### TASK TO CARRY OUT
Type out every line below exactly as it reads.

##### SUPPLIED MATERIAL #####

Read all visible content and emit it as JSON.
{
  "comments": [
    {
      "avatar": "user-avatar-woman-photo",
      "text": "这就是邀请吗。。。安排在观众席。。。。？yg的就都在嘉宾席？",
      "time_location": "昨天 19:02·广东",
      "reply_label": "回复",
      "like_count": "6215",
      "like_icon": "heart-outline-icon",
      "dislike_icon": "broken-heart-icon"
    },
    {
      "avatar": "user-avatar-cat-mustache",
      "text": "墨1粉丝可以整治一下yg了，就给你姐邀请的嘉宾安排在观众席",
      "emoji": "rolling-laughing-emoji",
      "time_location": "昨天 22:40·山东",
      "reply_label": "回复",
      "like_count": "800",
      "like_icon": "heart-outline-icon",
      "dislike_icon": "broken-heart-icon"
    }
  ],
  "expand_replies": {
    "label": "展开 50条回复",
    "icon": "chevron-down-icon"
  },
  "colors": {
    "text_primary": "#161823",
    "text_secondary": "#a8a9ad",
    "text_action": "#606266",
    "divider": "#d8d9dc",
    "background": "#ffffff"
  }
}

#####

### EXERCISE SOLUTION
Read all visible content and emit it as JSON.
{
  "comments": [
    {
      "avatar": "user-avatar-woman-photo",
      "text": "这就是邀请吗。。。安排在观众席。。。。？yg的就都在嘉宾席？",
      "time_location": "昨天 19:02·广东",
      "reply_label": "回复",
      "like_count": "6215",
      "like_icon": "heart-outline-icon",
      "dislike_icon": "broken-heart-icon"
    },
    {
      "avatar": "user-avatar-cat-mustache",
      "text": "墨1粉丝可以整治一下yg了，就给你姐邀请的嘉宾安排在观众席",
      "emoji": "rolling-laughing-emoji",
      "time_location": "昨天 22:40·山东",
      "reply_label": "回复",
      "like_count": "800",
      "like_icon": "heart-outline-icon",
      "dislike_icon": "broken-heart-icon"
    }
  ],
  "expand_replies": {
    "label": "展开 50条回复",
    "icon": "chevron-down-icon"
  },
  "colors": {
    "text_primary": "#161823",
    "text_secondary": "#a8a9ad",
    "text_action": "#606266",
    "divider": "#d8d9dc",
    "background": "#ffffff"
  }
}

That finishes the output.